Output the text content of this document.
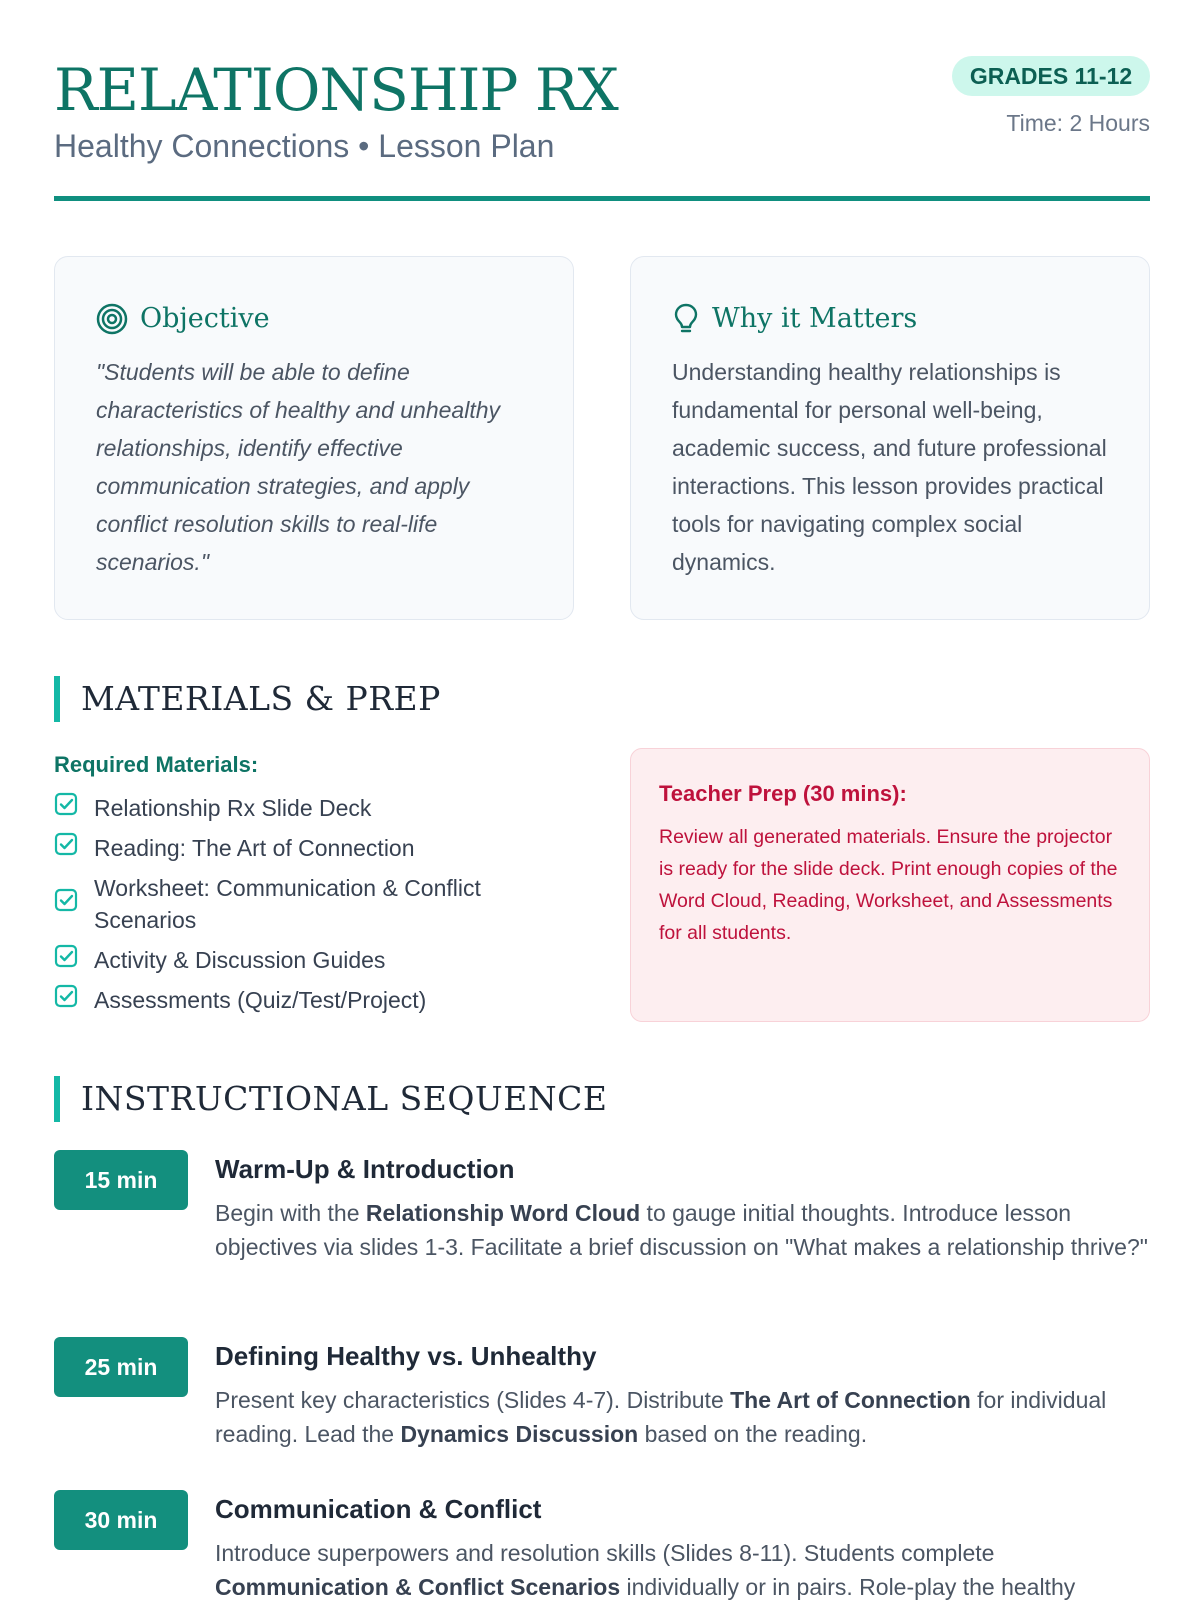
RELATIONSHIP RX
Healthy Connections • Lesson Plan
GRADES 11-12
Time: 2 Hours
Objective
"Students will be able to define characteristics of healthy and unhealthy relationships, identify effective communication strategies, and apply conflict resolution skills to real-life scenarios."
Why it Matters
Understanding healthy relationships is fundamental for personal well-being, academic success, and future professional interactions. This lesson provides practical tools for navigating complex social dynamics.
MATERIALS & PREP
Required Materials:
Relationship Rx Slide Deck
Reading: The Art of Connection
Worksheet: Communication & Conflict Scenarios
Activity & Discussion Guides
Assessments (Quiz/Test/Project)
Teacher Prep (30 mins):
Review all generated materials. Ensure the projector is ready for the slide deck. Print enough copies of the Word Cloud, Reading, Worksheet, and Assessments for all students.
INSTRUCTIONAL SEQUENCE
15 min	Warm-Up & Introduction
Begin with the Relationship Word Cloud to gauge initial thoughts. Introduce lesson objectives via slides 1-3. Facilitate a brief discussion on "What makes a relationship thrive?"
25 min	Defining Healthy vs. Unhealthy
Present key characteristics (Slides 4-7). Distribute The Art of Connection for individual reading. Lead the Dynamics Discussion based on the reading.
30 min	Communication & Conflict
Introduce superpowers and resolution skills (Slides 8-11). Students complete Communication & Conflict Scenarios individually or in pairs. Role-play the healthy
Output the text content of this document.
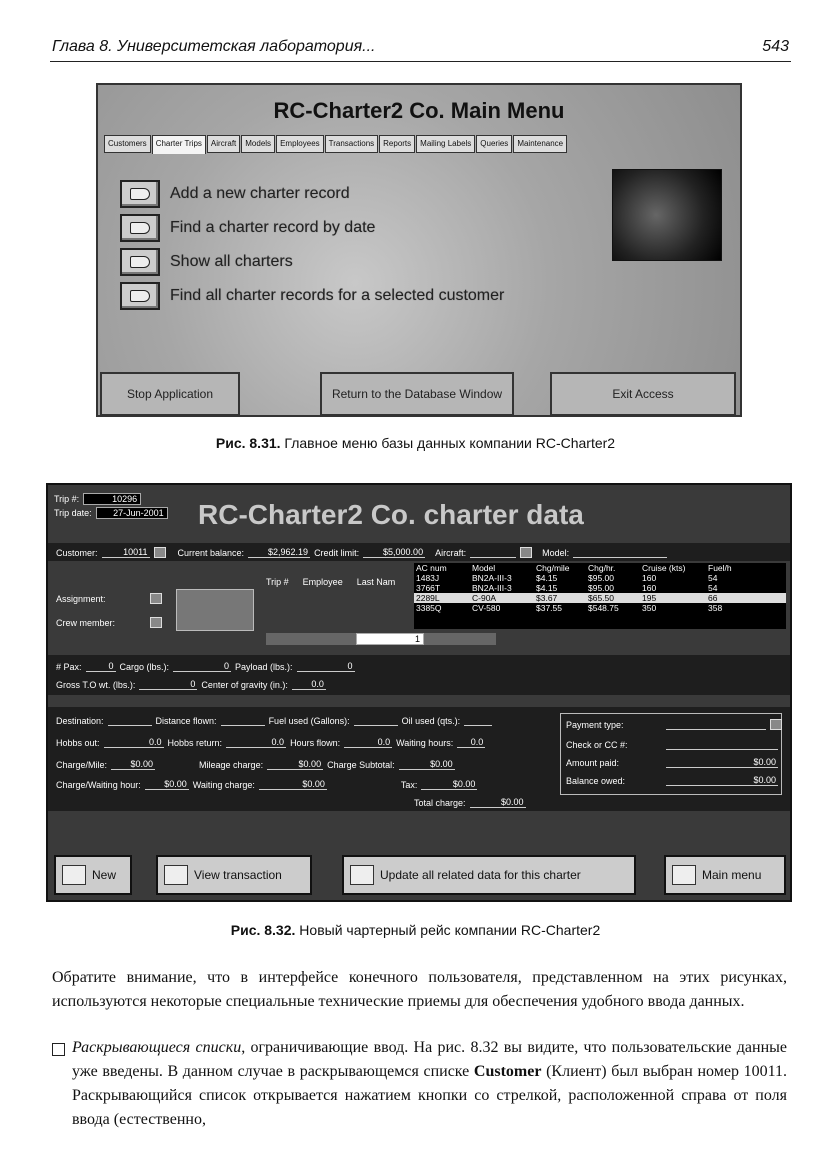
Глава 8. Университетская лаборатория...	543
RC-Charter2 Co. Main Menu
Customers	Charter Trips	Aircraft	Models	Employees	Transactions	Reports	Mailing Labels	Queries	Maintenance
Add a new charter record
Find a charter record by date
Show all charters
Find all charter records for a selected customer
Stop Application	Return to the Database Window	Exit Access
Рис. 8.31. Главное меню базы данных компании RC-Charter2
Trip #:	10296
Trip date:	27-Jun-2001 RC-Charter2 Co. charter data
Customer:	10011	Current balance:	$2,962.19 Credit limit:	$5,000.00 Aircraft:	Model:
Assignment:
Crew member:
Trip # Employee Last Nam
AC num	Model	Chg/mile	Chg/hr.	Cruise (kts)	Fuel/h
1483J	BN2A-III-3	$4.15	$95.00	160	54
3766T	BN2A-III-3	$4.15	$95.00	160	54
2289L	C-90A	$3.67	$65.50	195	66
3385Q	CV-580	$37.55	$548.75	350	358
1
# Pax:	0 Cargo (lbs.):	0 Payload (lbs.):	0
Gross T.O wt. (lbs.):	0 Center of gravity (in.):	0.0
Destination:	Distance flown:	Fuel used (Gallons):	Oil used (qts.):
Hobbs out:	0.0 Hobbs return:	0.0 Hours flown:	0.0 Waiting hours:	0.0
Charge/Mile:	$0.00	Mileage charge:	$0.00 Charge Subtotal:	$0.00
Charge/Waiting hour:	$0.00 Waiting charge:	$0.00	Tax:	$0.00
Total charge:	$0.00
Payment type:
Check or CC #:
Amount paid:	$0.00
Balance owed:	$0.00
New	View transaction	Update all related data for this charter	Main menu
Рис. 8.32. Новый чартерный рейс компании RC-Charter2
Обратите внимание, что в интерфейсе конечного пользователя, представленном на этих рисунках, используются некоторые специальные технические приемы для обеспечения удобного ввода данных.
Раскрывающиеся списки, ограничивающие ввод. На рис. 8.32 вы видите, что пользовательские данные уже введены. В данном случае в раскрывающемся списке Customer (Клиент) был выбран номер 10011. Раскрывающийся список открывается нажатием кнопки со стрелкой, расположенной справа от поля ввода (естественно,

- **GIVEN PROBLEM**: Restate each line of the records exactly; pictures do not belong in the copy.

- **FULL ANSWER**:
Output the text content of this document.
RELATIONSHIP RX
Healthy Connections • Lesson Plan
GRADES 11-12
Time: 2 Hours
Objective
"Students will be able to define characteristics of healthy and unhealthy relationships, identify effective communication strategies, and apply conflict resolution skills to real-life scenarios."
Why it Matters
Understanding healthy relationships is fundamental for personal well-being, academic success, and future professional interactions. This lesson provides practical tools for navigating complex social dynamics.
MATERIALS & PREP
Required Materials:
Relationship Rx Slide Deck
Reading: The Art of Connection
Worksheet: Communication & Conflict Scenarios
Activity & Discussion Guides
Assessments (Quiz/Test/Project)
Teacher Prep (30 mins):
Review all generated materials. Ensure the projector is ready for the slide deck. Print enough copies of the Word Cloud, Reading, Worksheet, and Assessments for all students.
INSTRUCTIONAL SEQUENCE
15 min	Warm-Up & Introduction
Begin with the Relationship Word Cloud to gauge initial thoughts. Introduce lesson objectives via slides 1-3. Facilitate a brief discussion on "What makes a relationship thrive?"
25 min	Defining Healthy vs. Unhealthy
Present key characteristics (Slides 4-7). Distribute The Art of Connection for individual reading. Lead the Dynamics Discussion based on the reading.
30 min	Communication & Conflict
Introduce superpowers and resolution skills (Slides 8-11). Students complete Communication & Conflict Scenarios individually or in pairs. Role-play the healthy
Output the text content of this document.
Глава 8. Университетская лаборатория...	543
RC-Charter2 Co. Main Menu
Customers	Charter Trips	Aircraft	Models	Employees	Transactions	Reports	Mailing Labels	Queries	Maintenance
Add a new charter record
Find a charter record by date
Show all charters
Find all charter records for a selected customer
Stop Application	Return to the Database Window	Exit Access
Рис. 8.31. Главное меню базы данных компании RC-Charter2
Trip #:	10296
Trip date:	27-Jun-2001 RC-Charter2 Co. charter data
Customer:	10011	Current balance:	$2,962.19 Credit limit:	$5,000.00 Aircraft:	Model:
Assignment:
Crew member:
Trip # Employee Last Nam
AC num	Model	Chg/mile	Chg/hr.	Cruise (kts)	Fuel/h
1483J	BN2A-III-3	$4.15	$95.00	160	54
3766T	BN2A-III-3	$4.15	$95.00	160	54
2289L	C-90A	$3.67	$65.50	195	66
3385Q	CV-580	$37.55	$548.75	350	358
1
# Pax:	0 Cargo (lbs.):	0 Payload (lbs.):	0
Gross T.O wt. (lbs.):	0 Center of gravity (in.):	0.0
Destination:	Distance flown:	Fuel used (Gallons):	Oil used (qts.):
Hobbs out:	0.0 Hobbs return:	0.0 Hours flown:	0.0 Waiting hours:	0.0
Charge/Mile:	$0.00	Mileage charge:	$0.00 Charge Subtotal:	$0.00
Charge/Waiting hour:	$0.00 Waiting charge:	$0.00	Tax:	$0.00
Total charge:	$0.00
Payment type:
Check or CC #:
Amount paid:	$0.00
Balance owed:	$0.00
New	View transaction	Update all related data for this charter	Main menu
Рис. 8.32. Новый чартерный рейс компании RC-Charter2
Обратите внимание, что в интерфейсе конечного пользователя, представленном на этих рисунках, используются некоторые специальные технические приемы для обеспечения удобного ввода данных.
Раскрывающиеся списки, ограничивающие ввод. На рис. 8.32 вы видите, что пользовательские данные уже введены. В данном случае в раскрывающемся списке Customer (Клиент) был выбран номер 10011. Раскрывающийся список открывается нажатием кнопки со стрелкой, расположенной справа от поля ввода (естественно,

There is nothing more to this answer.